Copy the lines that follow, keeping every character the same.

*** DATA TO PROCESS ***

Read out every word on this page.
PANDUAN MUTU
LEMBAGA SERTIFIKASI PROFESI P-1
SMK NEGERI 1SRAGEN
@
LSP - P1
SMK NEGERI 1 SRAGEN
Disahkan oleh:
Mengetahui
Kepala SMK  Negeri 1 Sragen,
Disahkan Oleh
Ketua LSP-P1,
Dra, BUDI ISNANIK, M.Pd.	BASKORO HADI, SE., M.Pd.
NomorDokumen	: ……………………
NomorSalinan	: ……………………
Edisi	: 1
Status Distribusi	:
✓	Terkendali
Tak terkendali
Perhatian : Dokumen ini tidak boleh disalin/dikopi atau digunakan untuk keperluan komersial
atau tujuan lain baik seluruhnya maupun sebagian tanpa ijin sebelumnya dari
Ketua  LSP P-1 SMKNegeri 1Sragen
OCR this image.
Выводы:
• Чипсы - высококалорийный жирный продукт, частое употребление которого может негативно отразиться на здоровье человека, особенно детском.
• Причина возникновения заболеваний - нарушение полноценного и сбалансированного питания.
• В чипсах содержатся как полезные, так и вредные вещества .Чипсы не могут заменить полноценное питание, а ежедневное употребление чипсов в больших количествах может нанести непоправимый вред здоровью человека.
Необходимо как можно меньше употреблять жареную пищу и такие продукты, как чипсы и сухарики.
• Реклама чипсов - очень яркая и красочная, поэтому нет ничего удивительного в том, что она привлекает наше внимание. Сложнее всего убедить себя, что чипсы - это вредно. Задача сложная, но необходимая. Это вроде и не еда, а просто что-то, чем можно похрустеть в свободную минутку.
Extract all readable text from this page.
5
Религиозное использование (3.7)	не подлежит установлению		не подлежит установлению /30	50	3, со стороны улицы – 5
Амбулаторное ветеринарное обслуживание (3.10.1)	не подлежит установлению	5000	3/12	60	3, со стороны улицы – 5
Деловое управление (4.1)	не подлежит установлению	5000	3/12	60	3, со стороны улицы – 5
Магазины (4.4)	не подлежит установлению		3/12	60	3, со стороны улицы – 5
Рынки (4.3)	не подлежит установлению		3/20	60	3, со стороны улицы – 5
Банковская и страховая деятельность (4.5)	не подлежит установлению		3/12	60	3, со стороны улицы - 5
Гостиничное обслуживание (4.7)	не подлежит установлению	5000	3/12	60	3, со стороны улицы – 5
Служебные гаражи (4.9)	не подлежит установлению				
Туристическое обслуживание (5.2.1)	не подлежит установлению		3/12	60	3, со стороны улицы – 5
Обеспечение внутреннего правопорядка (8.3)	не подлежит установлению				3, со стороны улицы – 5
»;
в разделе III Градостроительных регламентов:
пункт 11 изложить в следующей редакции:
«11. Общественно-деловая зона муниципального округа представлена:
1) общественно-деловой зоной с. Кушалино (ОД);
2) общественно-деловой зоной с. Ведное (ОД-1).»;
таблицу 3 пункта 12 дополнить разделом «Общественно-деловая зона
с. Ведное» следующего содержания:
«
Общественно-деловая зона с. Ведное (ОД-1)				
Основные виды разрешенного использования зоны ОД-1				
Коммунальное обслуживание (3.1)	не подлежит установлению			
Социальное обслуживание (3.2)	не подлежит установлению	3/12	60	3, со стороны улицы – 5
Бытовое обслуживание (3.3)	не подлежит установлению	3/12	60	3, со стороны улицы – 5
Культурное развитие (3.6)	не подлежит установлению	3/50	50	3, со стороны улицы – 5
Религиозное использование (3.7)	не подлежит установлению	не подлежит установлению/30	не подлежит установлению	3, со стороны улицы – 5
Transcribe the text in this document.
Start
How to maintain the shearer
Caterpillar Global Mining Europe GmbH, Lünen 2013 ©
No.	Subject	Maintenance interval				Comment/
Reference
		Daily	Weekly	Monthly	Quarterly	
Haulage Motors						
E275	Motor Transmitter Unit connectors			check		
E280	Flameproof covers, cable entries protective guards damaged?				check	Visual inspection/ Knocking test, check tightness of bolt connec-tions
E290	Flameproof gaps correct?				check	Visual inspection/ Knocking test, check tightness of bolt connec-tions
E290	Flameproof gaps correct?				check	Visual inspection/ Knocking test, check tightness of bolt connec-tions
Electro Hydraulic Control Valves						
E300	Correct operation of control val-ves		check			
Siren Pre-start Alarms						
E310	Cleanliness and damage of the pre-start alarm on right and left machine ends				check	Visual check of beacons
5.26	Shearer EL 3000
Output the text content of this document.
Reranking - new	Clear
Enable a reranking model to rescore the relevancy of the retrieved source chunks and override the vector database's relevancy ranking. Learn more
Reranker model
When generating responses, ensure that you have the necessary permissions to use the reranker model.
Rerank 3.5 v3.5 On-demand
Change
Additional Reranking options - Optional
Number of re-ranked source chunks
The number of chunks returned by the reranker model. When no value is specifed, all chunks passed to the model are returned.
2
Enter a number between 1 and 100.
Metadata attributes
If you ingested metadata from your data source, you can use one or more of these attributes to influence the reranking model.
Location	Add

***

FINAL RESULT:
Read out every word on this page.
PANDUAN MUTU
LEMBAGA SERTIFIKASI PROFESI P-1
SMK NEGERI 1SRAGEN
@
LSP - P1
SMK NEGERI 1 SRAGEN
Disahkan oleh:
Mengetahui
Kepala SMK  Negeri 1 Sragen,
Disahkan Oleh
Ketua LSP-P1,
Dra, BUDI ISNANIK, M.Pd.	BASKORO HADI, SE., M.Pd.
NomorDokumen	: ……………………
NomorSalinan	: ……………………
Edisi	: 1
Status Distribusi	:
✓	Terkendali
Tak terkendali
Perhatian : Dokumen ini tidak boleh disalin/dikopi atau digunakan untuk keperluan komersial
atau tujuan lain baik seluruhnya maupun sebagian tanpa ijin sebelumnya dari
Ketua  LSP P-1 SMKNegeri 1Sragen
OCR this image.
Выводы:
• Чипсы - высококалорийный жирный продукт, частое употребление которого может негативно отразиться на здоровье человека, особенно детском.
• Причина возникновения заболеваний - нарушение полноценного и сбалансированного питания.
• В чипсах содержатся как полезные, так и вредные вещества .Чипсы не могут заменить полноценное питание, а ежедневное употребление чипсов в больших количествах может нанести непоправимый вред здоровью человека.
Необходимо как можно меньше употреблять жареную пищу и такие продукты, как чипсы и сухарики.
• Реклама чипсов - очень яркая и красочная, поэтому нет ничего удивительного в том, что она привлекает наше внимание. Сложнее всего убедить себя, что чипсы - это вредно. Задача сложная, но необходимая. Это вроде и не еда, а просто что-то, чем можно похрустеть в свободную минутку.
Extract all readable text from this page.
5
Религиозное использование (3.7)	не подлежит установлению		не подлежит установлению /30	50	3, со стороны улицы – 5
Амбулаторное ветеринарное обслуживание (3.10.1)	не подлежит установлению	5000	3/12	60	3, со стороны улицы – 5
Деловое управление (4.1)	не подлежит установлению	5000	3/12	60	3, со стороны улицы – 5
Магазины (4.4)	не подлежит установлению		3/12	60	3, со стороны улицы – 5
Рынки (4.3)	не подлежит установлению		3/20	60	3, со стороны улицы – 5
Банковская и страховая деятельность (4.5)	не подлежит установлению		3/12	60	3, со стороны улицы - 5
Гостиничное обслуживание (4.7)	не подлежит установлению	5000	3/12	60	3, со стороны улицы – 5
Служебные гаражи (4.9)	не подлежит установлению				
Туристическое обслуживание (5.2.1)	не подлежит установлению		3/12	60	3, со стороны улицы – 5
Обеспечение внутреннего правопорядка (8.3)	не подлежит установлению				3, со стороны улицы – 5
»;
в разделе III Градостроительных регламентов:
пункт 11 изложить в следующей редакции:
«11. Общественно-деловая зона муниципального округа представлена:
1) общественно-деловой зоной с. Кушалино (ОД);
2) общественно-деловой зоной с. Ведное (ОД-1).»;
таблицу 3 пункта 12 дополнить разделом «Общественно-деловая зона
с. Ведное» следующего содержания:
«
Общественно-деловая зона с. Ведное (ОД-1)				
Основные виды разрешенного использования зоны ОД-1				
Коммунальное обслуживание (3.1)	не подлежит установлению			
Социальное обслуживание (3.2)	не подлежит установлению	3/12	60	3, со стороны улицы – 5
Бытовое обслуживание (3.3)	не подлежит установлению	3/12	60	3, со стороны улицы – 5
Культурное развитие (3.6)	не подлежит установлению	3/50	50	3, со стороны улицы – 5
Религиозное использование (3.7)	не подлежит установлению	не подлежит установлению/30	не подлежит установлению	3, со стороны улицы – 5
Transcribe the text in this document.
Start
How to maintain the shearer
Caterpillar Global Mining Europe GmbH, Lünen 2013 ©
No.	Subject	Maintenance interval				Comment/
Reference
		Daily	Weekly	Monthly	Quarterly	
Haulage Motors						
E275	Motor Transmitter Unit connectors			check		
E280	Flameproof covers, cable entries protective guards damaged?				check	Visual inspection/ Knocking test, check tightness of bolt connec-tions
E290	Flameproof gaps correct?				check	Visual inspection/ Knocking test, check tightness of bolt connec-tions
E290	Flameproof gaps correct?				check	Visual inspection/ Knocking test, check tightness of bolt connec-tions
Electro Hydraulic Control Valves						
E300	Correct operation of control val-ves		check			
Siren Pre-start Alarms						
E310	Cleanliness and damage of the pre-start alarm on right and left machine ends				check	Visual check of beacons
5.26	Shearer EL 3000
Output the text content of this document.
Reranking - new	Clear
Enable a reranking model to rescore the relevancy of the retrieved source chunks and override the vector database's relevancy ranking. Learn more
Reranker model
When generating responses, ensure that you have the necessary permissions to use the reranker model.
Rerank 3.5 v3.5 On-demand
Change
Additional Reranking options - Optional
Number of re-ranked source chunks
The number of chunks returned by the reranker model. When no value is specifed, all chunks passed to the model are returned.
2
Enter a number between 1 and 100.
Metadata attributes
If you ingested metadata from your data source, you can use one or more of these attributes to influence the reranking model.
Location	Add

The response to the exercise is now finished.